*WRITTEN INSTRUCTION*. Retype all of the records below word for word, leaving the pictures out.

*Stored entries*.
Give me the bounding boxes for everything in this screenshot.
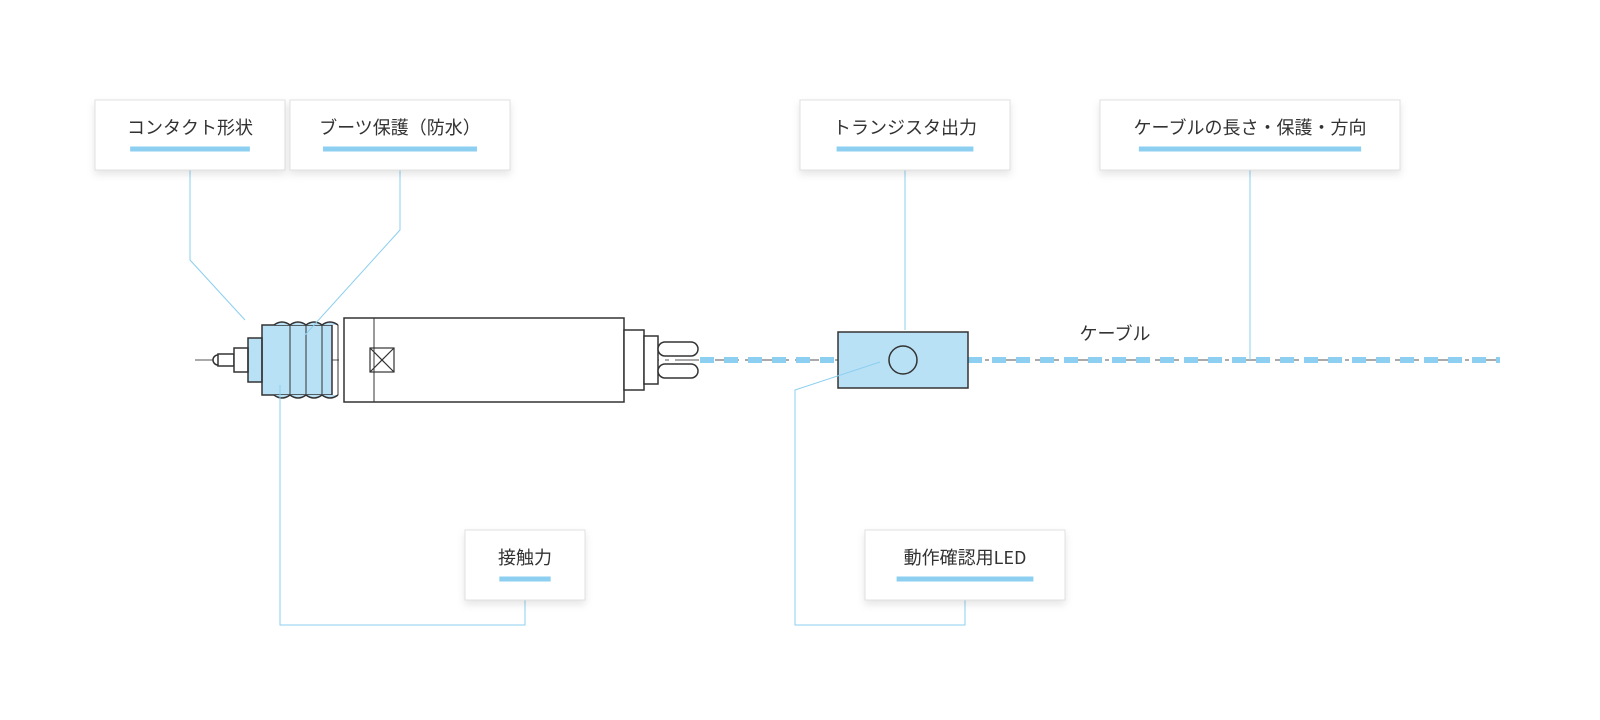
label-text-led: 動作確認用LED [904,544,1027,570]
output-module [838,332,968,388]
diagram-svg: コンタクト形状 ブーツ保護（防水） トランジスタ出力 ケーブルの長さ・保護・方向接触力… [0,0,1600,720]
label-box-transistor: トランジスタ出力 [800,100,1010,170]
label-text-boot: ブーツ保護（防水） [319,114,481,140]
label-text-force: 接触力 [498,544,552,570]
label-box-contact: コンタクト形状 [95,100,285,170]
label-text-transistor: トランジスタ出力 [833,114,977,140]
label-box-force: 接触力 [465,530,585,600]
label-text-contact: コンタクト形状 [127,114,253,140]
contact-leader [190,170,245,320]
sensor-drawing [213,318,698,402]
label-box-led: 動作確認用LED [865,530,1065,600]
label-box-cable_opts: ケーブルの長さ・保護・方向 [1100,100,1400,170]
cable-inline-label: ケーブル [1080,320,1151,346]
label-box-boot: ブーツ保護（防水） [290,100,510,170]
boot-leader [305,170,400,335]
label-text-cable_opts: ケーブルの長さ・保護・方向 [1134,114,1367,140]
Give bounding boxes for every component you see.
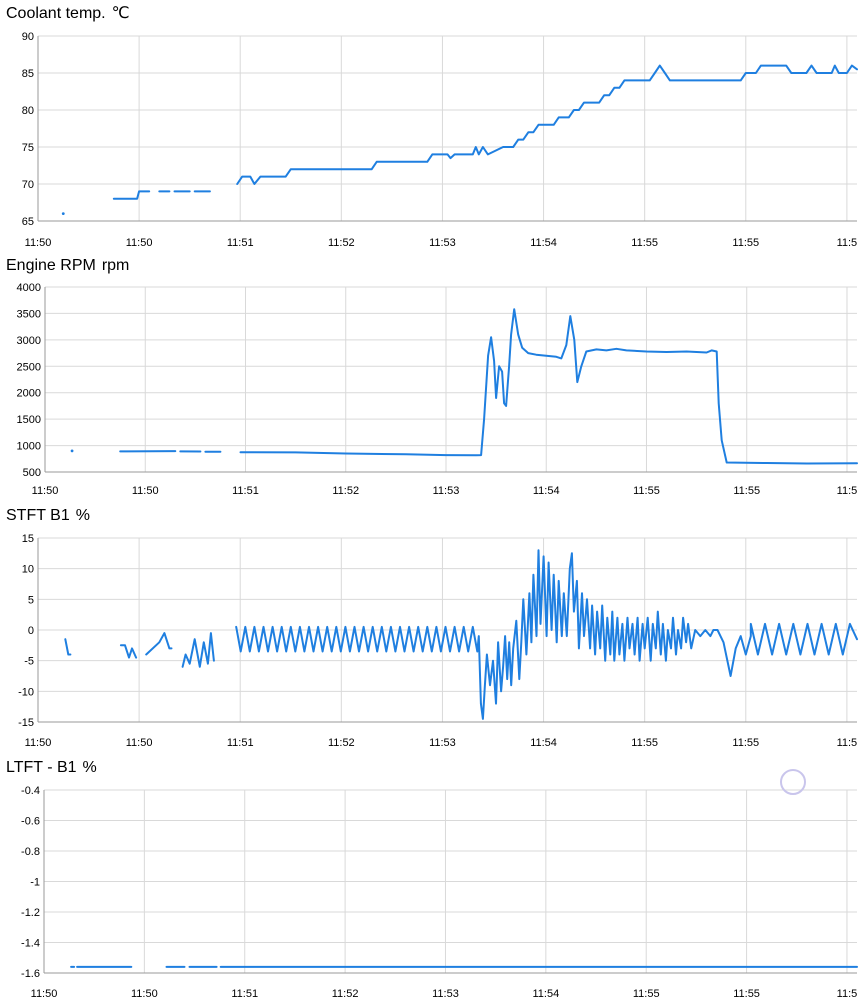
y-tick-label: 70: [22, 179, 34, 191]
chart-title-text: Coolant temp.: [6, 5, 106, 22]
y-tick-label: 500: [23, 467, 41, 479]
x-tick-label: 11:52: [332, 988, 359, 1000]
x-tick-label: 11:55: [733, 988, 760, 1000]
y-tick-label: 3500: [17, 308, 41, 320]
series-line: [64, 638, 72, 656]
engine-rpm-plot[interactable]: 4000 3500 3000 2500 2000 1500 1000 500 11:50 11:5…: [0, 255, 859, 500]
series-line: [119, 644, 138, 659]
x-tick-label: 11:52: [328, 237, 355, 249]
x-tick-label: 11:55: [733, 485, 760, 497]
x-tick-label: 11:55: [633, 988, 660, 1000]
y-tick-label: 65: [22, 216, 34, 228]
coolant-temp-plot[interactable]: 90 85 80 75 70 65 11:50 11:50 11:51 11:52 11:53 11:…: [0, 3, 859, 253]
x-tick-label: 11:54: [530, 737, 557, 749]
ltft-b1-plot[interactable]: -0.4 -0.6 -0.8 -1 -1.2 -1.4 -1.6 11:50 11:50 11:5…: [0, 757, 859, 1000]
y-tick-label: 10: [22, 564, 34, 576]
x-tick-label: 11:52: [332, 485, 359, 497]
x-tick-label: 11:50: [31, 988, 58, 1000]
y-tick-label: 90: [22, 31, 34, 43]
x-tick-label: 11:53: [429, 237, 456, 249]
x-tick-label: 11:51: [227, 737, 254, 749]
chart-unit: rpm: [101, 257, 130, 274]
x-tick-label: 11:50: [25, 737, 52, 749]
y-tick-label: 15: [22, 533, 34, 545]
y-tick-label: -0.4: [21, 785, 40, 797]
y-tick-label: -0.6: [21, 816, 40, 828]
chart-title: LTFT - B1%: [6, 757, 97, 779]
chart-title-text: Engine RPM: [6, 257, 96, 274]
x-tick-label: 11:50: [131, 988, 158, 1000]
x-tick-label: 11:5: [837, 237, 858, 249]
x-tick-label: 11:51: [227, 237, 254, 249]
x-tick-label: 11:53: [433, 485, 460, 497]
x-tick-label: 11:55: [631, 237, 658, 249]
x-tick-label: 11:55: [633, 485, 660, 497]
series-line: [239, 308, 858, 465]
x-tick-label: 11:50: [126, 737, 153, 749]
stft-b1-chart: STFT B1% 15 10 5 0 -5 -10 -15 11:50 11:50 11:51 11…: [0, 505, 859, 755]
touch-indicator-ring: [780, 769, 806, 795]
coolant-temp-chart: Coolant temp. ℃ 90 85 80 75 70 65 11:50 11:50 11:…: [0, 3, 859, 253]
x-tick-label: 11:5: [837, 737, 858, 749]
y-tick-label: 5: [28, 594, 34, 606]
y-tick-label: -1.2: [21, 907, 40, 919]
y-tick-label: 4000: [17, 282, 41, 294]
y-tick-label: -15: [18, 717, 34, 729]
chart-unit: %: [82, 759, 97, 776]
y-tick-label: 1000: [17, 441, 41, 453]
y-tick-label: -1.6: [21, 968, 40, 980]
y-tick-label: 2500: [17, 361, 41, 373]
x-tick-label: 11:50: [126, 237, 153, 249]
x-tick-label: 11:50: [132, 485, 159, 497]
chart-unit: %: [75, 507, 90, 524]
x-tick-label: 11:55: [732, 737, 759, 749]
x-tick-label: 11:54: [533, 485, 560, 497]
y-tick-label: -0.8: [21, 846, 40, 858]
series-line: [112, 190, 151, 200]
chart-title: STFT B1%: [6, 505, 90, 527]
x-tick-label: 11:50: [25, 237, 52, 249]
engine-rpm-chart: Engine RPM rpm 4000 3500 3000 2500 2000 1500 10…: [0, 255, 859, 500]
chart-title: Engine RPM rpm: [6, 255, 129, 277]
y-tick-label: -10: [18, 686, 34, 698]
series-line: [236, 64, 858, 185]
y-tick-label: 1500: [17, 414, 41, 426]
x-tick-label: 11:50: [32, 485, 59, 497]
x-tick-label: 11:5: [837, 485, 858, 497]
y-tick-label: 0: [28, 625, 34, 637]
series-line: [181, 632, 215, 668]
x-tick-label: 11:51: [231, 988, 258, 1000]
x-tick-label: 11:51: [232, 485, 259, 497]
y-tick-label: 2000: [17, 388, 41, 400]
y-tick-label: 80: [22, 105, 34, 117]
y-tick-label: -1: [30, 877, 40, 889]
x-tick-label: 11:53: [429, 737, 456, 749]
y-tick-label: -1.4: [21, 938, 40, 950]
y-tick-label: 75: [22, 142, 34, 154]
y-tick-label: -5: [24, 656, 34, 668]
stft-b1-plot[interactable]: 15 10 5 0 -5 -10 -15 11:50 11:50 11:51 11:52 11:53 1…: [0, 505, 859, 755]
x-tick-label: 11:54: [530, 237, 557, 249]
x-tick-label: 11:52: [328, 737, 355, 749]
data-point: [61, 212, 65, 216]
chart-title-text: LTFT - B1: [6, 759, 77, 776]
chart-title-text: STFT B1: [6, 507, 70, 524]
chart-unit: ℃: [111, 5, 130, 22]
x-tick-label: 11:54: [532, 988, 559, 1000]
x-tick-label: 11:5: [837, 988, 858, 1000]
ltft-b1-chart: LTFT - B1% -0.4 -0.6 -0.8 -1 -1.2 -1.4 -1.6 11:…: [0, 757, 859, 1000]
chart-title: Coolant temp. ℃: [6, 3, 130, 25]
series-line: [145, 632, 173, 656]
y-tick-label: 85: [22, 68, 34, 80]
x-tick-label: 11:55: [631, 737, 658, 749]
data-point: [70, 449, 74, 453]
x-tick-label: 11:55: [732, 237, 759, 249]
x-tick-label: 11:53: [432, 988, 459, 1000]
y-tick-label: 3000: [17, 335, 41, 347]
series-line: [235, 549, 858, 720]
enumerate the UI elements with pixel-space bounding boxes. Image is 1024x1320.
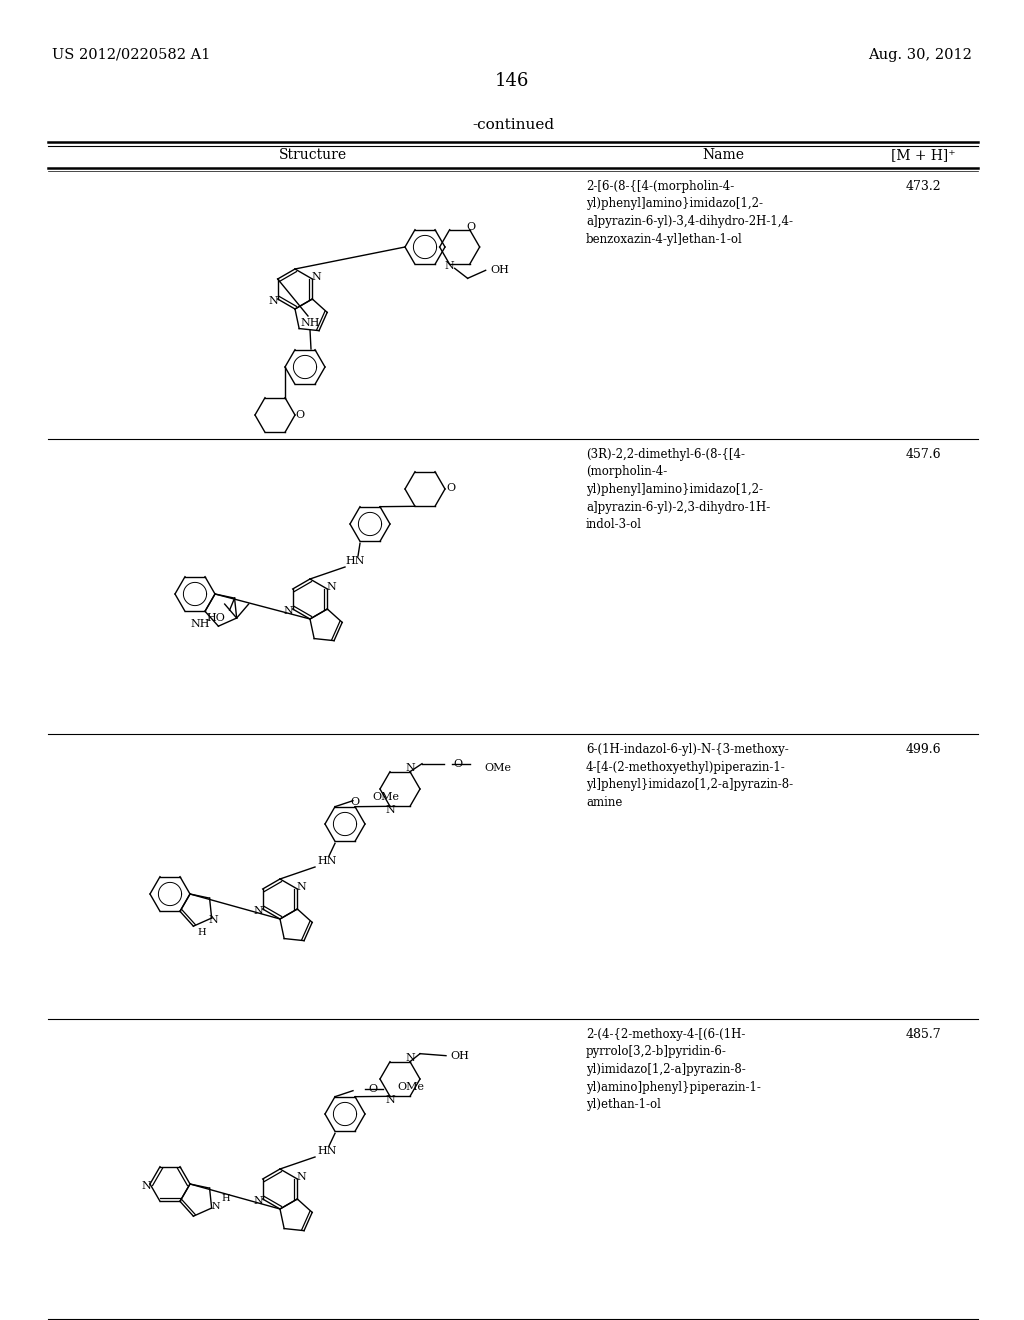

*EXERCISE SOLUTION*.
Give me the bounding boxes for everything in this screenshot.
label-text-led: 動作確認用LED [904,544,1027,570]
output-module [838,332,968,388]
diagram-svg: コンタクト形状 ブーツ保護（防水） トランジスタ出力 ケーブルの長さ・保護・方向接触力… [0,0,1600,720]
label-box-transistor: トランジスタ出力 [800,100,1010,170]
label-text-boot: ブーツ保護（防水） [319,114,481,140]
label-text-force: 接触力 [498,544,552,570]
label-box-contact: コンタクト形状 [95,100,285,170]
label-text-transistor: トランジスタ出力 [833,114,977,140]
label-box-force: 接触力 [465,530,585,600]
label-text-contact: コンタクト形状 [127,114,253,140]
contact-leader [190,170,245,320]
sensor-drawing [213,318,698,402]
label-box-led: 動作確認用LED [865,530,1065,600]
label-box-cable_opts: ケーブルの長さ・保護・方向 [1100,100,1400,170]
cable-inline-label: ケーブル [1080,320,1151,346]
label-box-boot: ブーツ保護（防水） [290,100,510,170]
boot-leader [305,170,400,335]
label-text-cable_opts: ケーブルの長さ・保護・方向 [1134,114,1367,140]
Give bounding boxes for every component you see.
y-tick-label: 70: [22, 179, 34, 191]
chart-title-text: Coolant temp.: [6, 5, 106, 22]
y-tick-label: 500: [23, 467, 41, 479]
x-tick-label: 11:52: [332, 988, 359, 1000]
x-tick-label: 11:55: [733, 988, 760, 1000]
y-tick-label: 3500: [17, 308, 41, 320]
series-line: [64, 638, 72, 656]
engine-rpm-plot[interactable]: 4000 3500 3000 2500 2000 1500 1000 500 11:50 11:5…: [0, 255, 859, 500]
series-line: [119, 644, 138, 659]
x-tick-label: 11:52: [328, 237, 355, 249]
x-tick-label: 11:55: [733, 485, 760, 497]
x-tick-label: 11:55: [633, 988, 660, 1000]
y-tick-label: 65: [22, 216, 34, 228]
coolant-temp-plot[interactable]: 90 85 80 75 70 65 11:50 11:50 11:51 11:52 11:53 11:…: [0, 3, 859, 253]
x-tick-label: 11:54: [530, 737, 557, 749]
ltft-b1-plot[interactable]: -0.4 -0.6 -0.8 -1 -1.2 -1.4 -1.6 11:50 11:50 11:5…: [0, 757, 859, 1000]
y-tick-label: 10: [22, 564, 34, 576]
x-tick-label: 11:52: [332, 485, 359, 497]
x-tick-label: 11:50: [31, 988, 58, 1000]
y-tick-label: 90: [22, 31, 34, 43]
x-tick-label: 11:53: [429, 237, 456, 249]
x-tick-label: 11:51: [227, 737, 254, 749]
chart-unit: rpm: [101, 257, 130, 274]
x-tick-label: 11:50: [25, 737, 52, 749]
y-tick-label: 15: [22, 533, 34, 545]
y-tick-label: -0.4: [21, 785, 40, 797]
y-tick-label: -0.6: [21, 816, 40, 828]
chart-title: LTFT - B1%: [6, 757, 97, 779]
chart-title-text: Engine RPM: [6, 257, 96, 274]
x-tick-label: 11:50: [131, 988, 158, 1000]
x-tick-label: 11:5: [837, 237, 858, 249]
x-tick-label: 11:51: [227, 237, 254, 249]
x-tick-label: 11:53: [433, 485, 460, 497]
x-tick-label: 11:55: [631, 237, 658, 249]
x-tick-label: 11:55: [633, 485, 660, 497]
series-line: [239, 308, 858, 465]
x-tick-label: 11:50: [126, 737, 153, 749]
stft-b1-chart: STFT B1% 15 10 5 0 -5 -10 -15 11:50 11:50 11:51 11…: [0, 505, 859, 755]
touch-indicator-ring: [780, 769, 806, 795]
coolant-temp-chart: Coolant temp. ℃ 90 85 80 75 70 65 11:50 11:50 11:…: [0, 3, 859, 253]
x-tick-label: 11:5: [837, 737, 858, 749]
y-tick-label: 5: [28, 594, 34, 606]
y-tick-label: -1.2: [21, 907, 40, 919]
y-tick-label: 4000: [17, 282, 41, 294]
y-tick-label: -15: [18, 717, 34, 729]
chart-unit: %: [82, 759, 97, 776]
y-tick-label: 1000: [17, 441, 41, 453]
y-tick-label: -1.6: [21, 968, 40, 980]
y-tick-label: 2500: [17, 361, 41, 373]
x-tick-label: 11:50: [126, 237, 153, 249]
x-tick-label: 11:50: [132, 485, 159, 497]
chart-unit: %: [75, 507, 90, 524]
x-tick-label: 11:55: [732, 737, 759, 749]
x-tick-label: 11:54: [533, 485, 560, 497]
y-tick-label: -0.8: [21, 846, 40, 858]
series-line: [112, 190, 151, 200]
chart-title: STFT B1%: [6, 505, 90, 527]
x-tick-label: 11:50: [25, 237, 52, 249]
engine-rpm-chart: Engine RPM rpm 4000 3500 3000 2500 2000 1500 10…: [0, 255, 859, 500]
chart-title: Engine RPM rpm: [6, 255, 129, 277]
y-tick-label: -10: [18, 686, 34, 698]
series-line: [236, 64, 858, 185]
y-tick-label: 1500: [17, 414, 41, 426]
x-tick-label: 11:50: [32, 485, 59, 497]
x-tick-label: 11:5: [837, 485, 858, 497]
y-tick-label: 0: [28, 625, 34, 637]
series-line: [181, 632, 215, 668]
x-tick-label: 11:51: [231, 988, 258, 1000]
x-tick-label: 11:51: [232, 485, 259, 497]
y-tick-label: 2000: [17, 388, 41, 400]
y-tick-label: 80: [22, 105, 34, 117]
y-tick-label: -1: [30, 877, 40, 889]
x-tick-label: 11:53: [429, 737, 456, 749]
y-tick-label: -1.4: [21, 938, 40, 950]
y-tick-label: 75: [22, 142, 34, 154]
y-tick-label: -5: [24, 656, 34, 668]
stft-b1-plot[interactable]: 15 10 5 0 -5 -10 -15 11:50 11:50 11:51 11:52 11:53 1…: [0, 505, 859, 755]
x-tick-label: 11:54: [530, 237, 557, 249]
x-tick-label: 11:52: [328, 737, 355, 749]
data-point: [61, 212, 65, 216]
chart-title-text: LTFT - B1: [6, 759, 77, 776]
chart-title-text: STFT B1: [6, 507, 70, 524]
chart-unit: ℃: [111, 5, 130, 22]
x-tick-label: 11:54: [532, 988, 559, 1000]
x-tick-label: 11:5: [837, 988, 858, 1000]
ltft-b1-chart: LTFT - B1% -0.4 -0.6 -0.8 -1 -1.2 -1.4 -1.6 11:…: [0, 757, 859, 1000]
chart-title: Coolant temp. ℃: [6, 3, 130, 25]
series-line: [145, 632, 173, 656]
y-tick-label: 85: [22, 68, 34, 80]
x-tick-label: 11:55: [631, 737, 658, 749]
data-point: [70, 449, 74, 453]
x-tick-label: 11:55: [732, 237, 759, 249]
x-tick-label: 11:53: [432, 988, 459, 1000]
y-tick-label: 3000: [17, 335, 41, 347]
series-line: [235, 549, 858, 720]
enumerate the UI elements with pixel-space bounding boxes. Image is 1024x1320.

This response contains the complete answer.